[Stored data]
######

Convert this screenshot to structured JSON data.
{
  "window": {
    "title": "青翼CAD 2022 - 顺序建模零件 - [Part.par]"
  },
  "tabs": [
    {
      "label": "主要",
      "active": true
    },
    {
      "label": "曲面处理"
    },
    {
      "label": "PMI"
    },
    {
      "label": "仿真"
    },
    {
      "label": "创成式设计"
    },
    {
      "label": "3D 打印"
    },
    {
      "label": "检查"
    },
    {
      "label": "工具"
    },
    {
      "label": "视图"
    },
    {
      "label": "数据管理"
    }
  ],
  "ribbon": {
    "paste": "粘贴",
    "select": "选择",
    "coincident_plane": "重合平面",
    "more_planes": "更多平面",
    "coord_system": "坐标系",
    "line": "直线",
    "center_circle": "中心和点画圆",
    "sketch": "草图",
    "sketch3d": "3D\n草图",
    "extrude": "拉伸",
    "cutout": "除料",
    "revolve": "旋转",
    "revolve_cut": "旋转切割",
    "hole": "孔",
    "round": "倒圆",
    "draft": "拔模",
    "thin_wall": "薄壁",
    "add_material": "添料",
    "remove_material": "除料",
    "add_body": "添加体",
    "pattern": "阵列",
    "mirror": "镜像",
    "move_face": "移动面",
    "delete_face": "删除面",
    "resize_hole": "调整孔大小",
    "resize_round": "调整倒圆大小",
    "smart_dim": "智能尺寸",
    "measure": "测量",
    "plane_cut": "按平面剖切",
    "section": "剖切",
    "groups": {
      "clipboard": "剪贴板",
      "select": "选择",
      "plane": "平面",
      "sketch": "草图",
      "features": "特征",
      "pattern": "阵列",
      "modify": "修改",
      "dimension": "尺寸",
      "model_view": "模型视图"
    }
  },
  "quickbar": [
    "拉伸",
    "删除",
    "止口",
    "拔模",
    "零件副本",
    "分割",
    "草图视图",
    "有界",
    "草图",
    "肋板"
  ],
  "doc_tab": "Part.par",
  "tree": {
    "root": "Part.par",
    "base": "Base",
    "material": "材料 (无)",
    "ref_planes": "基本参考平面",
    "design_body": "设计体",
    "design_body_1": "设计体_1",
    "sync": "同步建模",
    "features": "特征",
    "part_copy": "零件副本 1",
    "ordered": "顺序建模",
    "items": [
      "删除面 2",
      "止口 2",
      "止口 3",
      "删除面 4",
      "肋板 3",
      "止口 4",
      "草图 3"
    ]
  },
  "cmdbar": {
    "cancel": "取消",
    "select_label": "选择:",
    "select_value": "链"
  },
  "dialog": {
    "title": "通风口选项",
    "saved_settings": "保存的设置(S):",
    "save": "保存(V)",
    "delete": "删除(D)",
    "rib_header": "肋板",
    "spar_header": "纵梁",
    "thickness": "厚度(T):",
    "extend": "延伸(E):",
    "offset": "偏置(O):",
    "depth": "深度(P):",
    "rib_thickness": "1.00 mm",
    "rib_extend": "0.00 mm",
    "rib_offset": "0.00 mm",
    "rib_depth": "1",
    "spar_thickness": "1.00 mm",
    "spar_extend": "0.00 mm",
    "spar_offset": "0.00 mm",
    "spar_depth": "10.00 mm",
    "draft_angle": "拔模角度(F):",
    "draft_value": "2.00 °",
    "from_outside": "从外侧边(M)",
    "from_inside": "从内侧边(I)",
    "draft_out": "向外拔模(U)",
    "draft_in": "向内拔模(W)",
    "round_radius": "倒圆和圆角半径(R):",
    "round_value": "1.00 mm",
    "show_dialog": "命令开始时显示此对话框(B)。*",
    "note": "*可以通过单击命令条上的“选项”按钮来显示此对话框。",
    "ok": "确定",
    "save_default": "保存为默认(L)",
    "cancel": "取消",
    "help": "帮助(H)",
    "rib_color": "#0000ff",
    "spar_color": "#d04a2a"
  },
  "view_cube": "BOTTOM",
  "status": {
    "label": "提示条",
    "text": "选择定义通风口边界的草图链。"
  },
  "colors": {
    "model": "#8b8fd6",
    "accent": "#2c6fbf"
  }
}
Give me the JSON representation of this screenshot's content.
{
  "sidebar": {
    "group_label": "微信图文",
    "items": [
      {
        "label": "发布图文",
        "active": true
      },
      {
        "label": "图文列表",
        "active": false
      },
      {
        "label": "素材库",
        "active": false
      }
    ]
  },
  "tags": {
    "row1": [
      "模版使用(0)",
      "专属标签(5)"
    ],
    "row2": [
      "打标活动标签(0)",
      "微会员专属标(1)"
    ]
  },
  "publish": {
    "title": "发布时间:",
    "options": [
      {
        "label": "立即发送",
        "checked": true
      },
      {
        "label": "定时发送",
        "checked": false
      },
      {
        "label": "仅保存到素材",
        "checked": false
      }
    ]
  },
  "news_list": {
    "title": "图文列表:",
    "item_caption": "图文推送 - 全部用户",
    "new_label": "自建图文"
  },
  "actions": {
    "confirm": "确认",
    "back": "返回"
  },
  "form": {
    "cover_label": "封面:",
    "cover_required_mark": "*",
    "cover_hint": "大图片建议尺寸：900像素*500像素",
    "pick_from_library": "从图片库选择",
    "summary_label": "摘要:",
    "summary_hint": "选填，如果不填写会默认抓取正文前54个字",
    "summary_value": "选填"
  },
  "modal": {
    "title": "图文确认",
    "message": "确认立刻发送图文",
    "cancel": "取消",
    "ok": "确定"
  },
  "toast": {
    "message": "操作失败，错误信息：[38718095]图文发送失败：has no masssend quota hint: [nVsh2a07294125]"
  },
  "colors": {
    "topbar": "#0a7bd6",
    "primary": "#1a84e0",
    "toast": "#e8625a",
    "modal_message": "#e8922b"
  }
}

######

▶ **Task statement**
Each entry above is to be set down again in exactly the same words.

▶ **Finished task**
Convert this screenshot to structured JSON data.
{
  "window": {
    "title": "青翼CAD 2022 - 顺序建模零件 - [Part.par]"
  },
  "tabs": [
    {
      "label": "主要",
      "active": true
    },
    {
      "label": "曲面处理"
    },
    {
      "label": "PMI"
    },
    {
      "label": "仿真"
    },
    {
      "label": "创成式设计"
    },
    {
      "label": "3D 打印"
    },
    {
      "label": "检查"
    },
    {
      "label": "工具"
    },
    {
      "label": "视图"
    },
    {
      "label": "数据管理"
    }
  ],
  "ribbon": {
    "paste": "粘贴",
    "select": "选择",
    "coincident_plane": "重合平面",
    "more_planes": "更多平面",
    "coord_system": "坐标系",
    "line": "直线",
    "center_circle": "中心和点画圆",
    "sketch": "草图",
    "sketch3d": "3D\n草图",
    "extrude": "拉伸",
    "cutout": "除料",
    "revolve": "旋转",
    "revolve_cut": "旋转切割",
    "hole": "孔",
    "round": "倒圆",
    "draft": "拔模",
    "thin_wall": "薄壁",
    "add_material": "添料",
    "remove_material": "除料",
    "add_body": "添加体",
    "pattern": "阵列",
    "mirror": "镜像",
    "move_face": "移动面",
    "delete_face": "删除面",
    "resize_hole": "调整孔大小",
    "resize_round": "调整倒圆大小",
    "smart_dim": "智能尺寸",
    "measure": "测量",
    "plane_cut": "按平面剖切",
    "section": "剖切",
    "groups": {
      "clipboard": "剪贴板",
      "select": "选择",
      "plane": "平面",
      "sketch": "草图",
      "features": "特征",
      "pattern": "阵列",
      "modify": "修改",
      "dimension": "尺寸",
      "model_view": "模型视图"
    }
  },
  "quickbar": [
    "拉伸",
    "删除",
    "止口",
    "拔模",
    "零件副本",
    "分割",
    "草图视图",
    "有界",
    "草图",
    "肋板"
  ],
  "doc_tab": "Part.par",
  "tree": {
    "root": "Part.par",
    "base": "Base",
    "material": "材料 (无)",
    "ref_planes": "基本参考平面",
    "design_body": "设计体",
    "design_body_1": "设计体_1",
    "sync": "同步建模",
    "features": "特征",
    "part_copy": "零件副本 1",
    "ordered": "顺序建模",
    "items": [
      "删除面 2",
      "止口 2",
      "止口 3",
      "删除面 4",
      "肋板 3",
      "止口 4",
      "草图 3"
    ]
  },
  "cmdbar": {
    "cancel": "取消",
    "select_label": "选择:",
    "select_value": "链"
  },
  "dialog": {
    "title": "通风口选项",
    "saved_settings": "保存的设置(S):",
    "save": "保存(V)",
    "delete": "删除(D)",
    "rib_header": "肋板",
    "spar_header": "纵梁",
    "thickness": "厚度(T):",
    "extend": "延伸(E):",
    "offset": "偏置(O):",
    "depth": "深度(P):",
    "rib_thickness": "1.00 mm",
    "rib_extend": "0.00 mm",
    "rib_offset": "0.00 mm",
    "rib_depth": "1",
    "spar_thickness": "1.00 mm",
    "spar_extend": "0.00 mm",
    "spar_offset": "0.00 mm",
    "spar_depth": "10.00 mm",
    "draft_angle": "拔模角度(F):",
    "draft_value": "2.00 °",
    "from_outside": "从外侧边(M)",
    "from_inside": "从内侧边(I)",
    "draft_out": "向外拔模(U)",
    "draft_in": "向内拔模(W)",
    "round_radius": "倒圆和圆角半径(R):",
    "round_value": "1.00 mm",
    "show_dialog": "命令开始时显示此对话框(B)。*",
    "note": "*可以通过单击命令条上的“选项”按钮来显示此对话框。",
    "ok": "确定",
    "save_default": "保存为默认(L)",
    "cancel": "取消",
    "help": "帮助(H)",
    "rib_color": "#0000ff",
    "spar_color": "#d04a2a"
  },
  "view_cube": "BOTTOM",
  "status": {
    "label": "提示条",
    "text": "选择定义通风口边界的草图链。"
  },
  "colors": {
    "model": "#8b8fd6",
    "accent": "#2c6fbf"
  }
}
Give me the JSON representation of this screenshot's content.
{
  "sidebar": {
    "group_label": "微信图文",
    "items": [
      {
        "label": "发布图文",
        "active": true
      },
      {
        "label": "图文列表",
        "active": false
      },
      {
        "label": "素材库",
        "active": false
      }
    ]
  },
  "tags": {
    "row1": [
      "模版使用(0)",
      "专属标签(5)"
    ],
    "row2": [
      "打标活动标签(0)",
      "微会员专属标(1)"
    ]
  },
  "publish": {
    "title": "发布时间:",
    "options": [
      {
        "label": "立即发送",
        "checked": true
      },
      {
        "label": "定时发送",
        "checked": false
      },
      {
        "label": "仅保存到素材",
        "checked": false
      }
    ]
  },
  "news_list": {
    "title": "图文列表:",
    "item_caption": "图文推送 - 全部用户",
    "new_label": "自建图文"
  },
  "actions": {
    "confirm": "确认",
    "back": "返回"
  },
  "form": {
    "cover_label": "封面:",
    "cover_required_mark": "*",
    "cover_hint": "大图片建议尺寸：900像素*500像素",
    "pick_from_library": "从图片库选择",
    "summary_label": "摘要:",
    "summary_hint": "选填，如果不填写会默认抓取正文前54个字",
    "summary_value": "选填"
  },
  "modal": {
    "title": "图文确认",
    "message": "确认立刻发送图文",
    "cancel": "取消",
    "ok": "确定"
  },
  "toast": {
    "message": "操作失败，错误信息：[38718095]图文发送失败：has no masssend quota hint: [nVsh2a07294125]"
  },
  "colors": {
    "topbar": "#0a7bd6",
    "primary": "#1a84e0",
    "toast": "#e8625a",
    "modal_message": "#e8922b"
  }
}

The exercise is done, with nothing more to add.